* BEGIN Data provided *
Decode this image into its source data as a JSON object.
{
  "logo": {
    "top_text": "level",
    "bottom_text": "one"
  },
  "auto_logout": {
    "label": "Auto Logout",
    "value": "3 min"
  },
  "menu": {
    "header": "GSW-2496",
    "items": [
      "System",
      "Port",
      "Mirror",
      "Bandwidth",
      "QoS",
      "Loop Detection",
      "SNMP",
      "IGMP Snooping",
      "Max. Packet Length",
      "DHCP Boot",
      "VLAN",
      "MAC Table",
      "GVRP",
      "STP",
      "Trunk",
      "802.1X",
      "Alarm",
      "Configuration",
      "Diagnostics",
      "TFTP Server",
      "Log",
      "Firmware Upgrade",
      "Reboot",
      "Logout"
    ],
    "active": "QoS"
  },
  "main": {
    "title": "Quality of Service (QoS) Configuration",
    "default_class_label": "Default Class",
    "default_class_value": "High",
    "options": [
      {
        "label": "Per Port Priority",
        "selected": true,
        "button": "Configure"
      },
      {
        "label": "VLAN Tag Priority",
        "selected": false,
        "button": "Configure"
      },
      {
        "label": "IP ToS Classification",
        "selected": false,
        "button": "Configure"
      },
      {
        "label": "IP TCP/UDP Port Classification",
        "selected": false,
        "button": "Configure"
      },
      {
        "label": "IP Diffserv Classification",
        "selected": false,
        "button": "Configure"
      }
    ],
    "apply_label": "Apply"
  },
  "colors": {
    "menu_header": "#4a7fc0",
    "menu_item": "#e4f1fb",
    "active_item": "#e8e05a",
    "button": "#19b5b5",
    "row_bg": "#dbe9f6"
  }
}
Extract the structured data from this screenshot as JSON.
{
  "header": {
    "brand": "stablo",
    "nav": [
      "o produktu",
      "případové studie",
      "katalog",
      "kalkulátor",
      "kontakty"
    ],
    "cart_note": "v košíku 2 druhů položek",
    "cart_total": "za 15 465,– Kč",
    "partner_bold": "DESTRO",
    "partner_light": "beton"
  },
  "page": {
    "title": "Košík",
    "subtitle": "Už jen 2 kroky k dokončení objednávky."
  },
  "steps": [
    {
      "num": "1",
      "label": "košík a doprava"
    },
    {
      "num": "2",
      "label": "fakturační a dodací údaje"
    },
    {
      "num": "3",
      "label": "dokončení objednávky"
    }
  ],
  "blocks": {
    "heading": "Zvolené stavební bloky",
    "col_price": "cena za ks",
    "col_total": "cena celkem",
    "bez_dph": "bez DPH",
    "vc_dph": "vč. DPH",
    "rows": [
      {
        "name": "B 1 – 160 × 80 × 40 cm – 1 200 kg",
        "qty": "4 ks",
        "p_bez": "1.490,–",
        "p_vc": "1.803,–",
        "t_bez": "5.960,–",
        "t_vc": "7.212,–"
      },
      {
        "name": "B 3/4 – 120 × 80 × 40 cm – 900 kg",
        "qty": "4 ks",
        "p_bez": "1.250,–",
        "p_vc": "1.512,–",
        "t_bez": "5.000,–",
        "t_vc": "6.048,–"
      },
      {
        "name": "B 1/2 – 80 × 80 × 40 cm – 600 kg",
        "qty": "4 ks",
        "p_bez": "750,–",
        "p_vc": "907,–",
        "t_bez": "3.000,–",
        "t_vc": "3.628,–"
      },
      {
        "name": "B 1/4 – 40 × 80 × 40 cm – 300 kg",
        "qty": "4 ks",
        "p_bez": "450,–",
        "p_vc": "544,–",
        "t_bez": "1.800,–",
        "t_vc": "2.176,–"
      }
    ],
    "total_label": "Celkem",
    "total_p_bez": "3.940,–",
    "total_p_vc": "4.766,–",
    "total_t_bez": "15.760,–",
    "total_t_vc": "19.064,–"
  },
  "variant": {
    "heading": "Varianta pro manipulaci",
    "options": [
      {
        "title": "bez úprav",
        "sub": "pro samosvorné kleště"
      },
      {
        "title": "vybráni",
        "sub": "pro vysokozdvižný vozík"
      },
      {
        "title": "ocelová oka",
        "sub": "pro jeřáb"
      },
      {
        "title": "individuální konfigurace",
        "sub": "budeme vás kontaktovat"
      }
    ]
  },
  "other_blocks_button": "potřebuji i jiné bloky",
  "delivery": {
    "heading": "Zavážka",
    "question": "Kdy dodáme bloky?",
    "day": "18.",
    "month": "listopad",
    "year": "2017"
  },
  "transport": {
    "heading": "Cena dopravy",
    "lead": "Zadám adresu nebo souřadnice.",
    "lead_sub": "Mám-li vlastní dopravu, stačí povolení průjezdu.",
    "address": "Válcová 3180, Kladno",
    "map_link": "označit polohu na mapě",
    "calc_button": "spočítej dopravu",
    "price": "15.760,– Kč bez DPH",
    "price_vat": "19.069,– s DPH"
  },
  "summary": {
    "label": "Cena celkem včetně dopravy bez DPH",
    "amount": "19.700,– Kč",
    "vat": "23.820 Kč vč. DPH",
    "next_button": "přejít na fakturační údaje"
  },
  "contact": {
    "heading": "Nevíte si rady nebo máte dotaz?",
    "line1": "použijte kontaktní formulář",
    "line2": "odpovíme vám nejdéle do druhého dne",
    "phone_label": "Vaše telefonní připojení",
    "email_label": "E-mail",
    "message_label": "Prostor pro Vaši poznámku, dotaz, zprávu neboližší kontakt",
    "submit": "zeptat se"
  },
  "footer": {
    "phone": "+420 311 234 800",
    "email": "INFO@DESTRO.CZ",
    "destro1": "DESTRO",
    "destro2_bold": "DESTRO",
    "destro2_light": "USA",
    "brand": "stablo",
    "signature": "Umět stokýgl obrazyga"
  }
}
* END Data provided *
▶ _Set task_
Without changing a word, restate the whole listing.

▶ _The completed task_
Decode this image into its source data as a JSON object.
{
  "logo": {
    "top_text": "level",
    "bottom_text": "one"
  },
  "auto_logout": {
    "label": "Auto Logout",
    "value": "3 min"
  },
  "menu": {
    "header": "GSW-2496",
    "items": [
      "System",
      "Port",
      "Mirror",
      "Bandwidth",
      "QoS",
      "Loop Detection",
      "SNMP",
      "IGMP Snooping",
      "Max. Packet Length",
      "DHCP Boot",
      "VLAN",
      "MAC Table",
      "GVRP",
      "STP",
      "Trunk",
      "802.1X",
      "Alarm",
      "Configuration",
      "Diagnostics",
      "TFTP Server",
      "Log",
      "Firmware Upgrade",
      "Reboot",
      "Logout"
    ],
    "active": "QoS"
  },
  "main": {
    "title": "Quality of Service (QoS) Configuration",
    "default_class_label": "Default Class",
    "default_class_value": "High",
    "options": [
      {
        "label": "Per Port Priority",
        "selected": true,
        "button": "Configure"
      },
      {
        "label": "VLAN Tag Priority",
        "selected": false,
        "button": "Configure"
      },
      {
        "label": "IP ToS Classification",
        "selected": false,
        "button": "Configure"
      },
      {
        "label": "IP TCP/UDP Port Classification",
        "selected": false,
        "button": "Configure"
      },
      {
        "label": "IP Diffserv Classification",
        "selected": false,
        "button": "Configure"
      }
    ],
    "apply_label": "Apply"
  },
  "colors": {
    "menu_header": "#4a7fc0",
    "menu_item": "#e4f1fb",
    "active_item": "#e8e05a",
    "button": "#19b5b5",
    "row_bg": "#dbe9f6"
  }
}
Extract the structured data from this screenshot as JSON.
{
  "header": {
    "brand": "stablo",
    "nav": [
      "o produktu",
      "případové studie",
      "katalog",
      "kalkulátor",
      "kontakty"
    ],
    "cart_note": "v košíku 2 druhů položek",
    "cart_total": "za 15 465,– Kč",
    "partner_bold": "DESTRO",
    "partner_light": "beton"
  },
  "page": {
    "title": "Košík",
    "subtitle": "Už jen 2 kroky k dokončení objednávky."
  },
  "steps": [
    {
      "num": "1",
      "label": "košík a doprava"
    },
    {
      "num": "2",
      "label": "fakturační a dodací údaje"
    },
    {
      "num": "3",
      "label": "dokončení objednávky"
    }
  ],
  "blocks": {
    "heading": "Zvolené stavební bloky",
    "col_price": "cena za ks",
    "col_total": "cena celkem",
    "bez_dph": "bez DPH",
    "vc_dph": "vč. DPH",
    "rows": [
      {
        "name": "B 1 – 160 × 80 × 40 cm – 1 200 kg",
        "qty": "4 ks",
        "p_bez": "1.490,–",
        "p_vc": "1.803,–",
        "t_bez": "5.960,–",
        "t_vc": "7.212,–"
      },
      {
        "name": "B 3/4 – 120 × 80 × 40 cm – 900 kg",
        "qty": "4 ks",
        "p_bez": "1.250,–",
        "p_vc": "1.512,–",
        "t_bez": "5.000,–",
        "t_vc": "6.048,–"
      },
      {
        "name": "B 1/2 – 80 × 80 × 40 cm – 600 kg",
        "qty": "4 ks",
        "p_bez": "750,–",
        "p_vc": "907,–",
        "t_bez": "3.000,–",
        "t_vc": "3.628,–"
      },
      {
        "name": "B 1/4 – 40 × 80 × 40 cm – 300 kg",
        "qty": "4 ks",
        "p_bez": "450,–",
        "p_vc": "544,–",
        "t_bez": "1.800,–",
        "t_vc": "2.176,–"
      }
    ],
    "total_label": "Celkem",
    "total_p_bez": "3.940,–",
    "total_p_vc": "4.766,–",
    "total_t_bez": "15.760,–",
    "total_t_vc": "19.064,–"
  },
  "variant": {
    "heading": "Varianta pro manipulaci",
    "options": [
      {
        "title": "bez úprav",
        "sub": "pro samosvorné kleště"
      },
      {
        "title": "vybráni",
        "sub": "pro vysokozdvižný vozík"
      },
      {
        "title": "ocelová oka",
        "sub": "pro jeřáb"
      },
      {
        "title": "individuální konfigurace",
        "sub": "budeme vás kontaktovat"
      }
    ]
  },
  "other_blocks_button": "potřebuji i jiné bloky",
  "delivery": {
    "heading": "Zavážka",
    "question": "Kdy dodáme bloky?",
    "day": "18.",
    "month": "listopad",
    "year": "2017"
  },
  "transport": {
    "heading": "Cena dopravy",
    "lead": "Zadám adresu nebo souřadnice.",
    "lead_sub": "Mám-li vlastní dopravu, stačí povolení průjezdu.",
    "address": "Válcová 3180, Kladno",
    "map_link": "označit polohu na mapě",
    "calc_button": "spočítej dopravu",
    "price": "15.760,– Kč bez DPH",
    "price_vat": "19.069,– s DPH"
  },
  "summary": {
    "label": "Cena celkem včetně dopravy bez DPH",
    "amount": "19.700,– Kč",
    "vat": "23.820 Kč vč. DPH",
    "next_button": "přejít na fakturační údaje"
  },
  "contact": {
    "heading": "Nevíte si rady nebo máte dotaz?",
    "line1": "použijte kontaktní formulář",
    "line2": "odpovíme vám nejdéle do druhého dne",
    "phone_label": "Vaše telefonní připojení",
    "email_label": "E-mail",
    "message_label": "Prostor pro Vaši poznámku, dotaz, zprávu neboližší kontakt",
    "submit": "zeptat se"
  },
  "footer": {
    "phone": "+420 311 234 800",
    "email": "INFO@DESTRO.CZ",
    "destro1": "DESTRO",
    "destro2_bold": "DESTRO",
    "destro2_light": "USA",
    "brand": "stablo",
    "signature": "Umět stokýgl obrazyga"
  }
}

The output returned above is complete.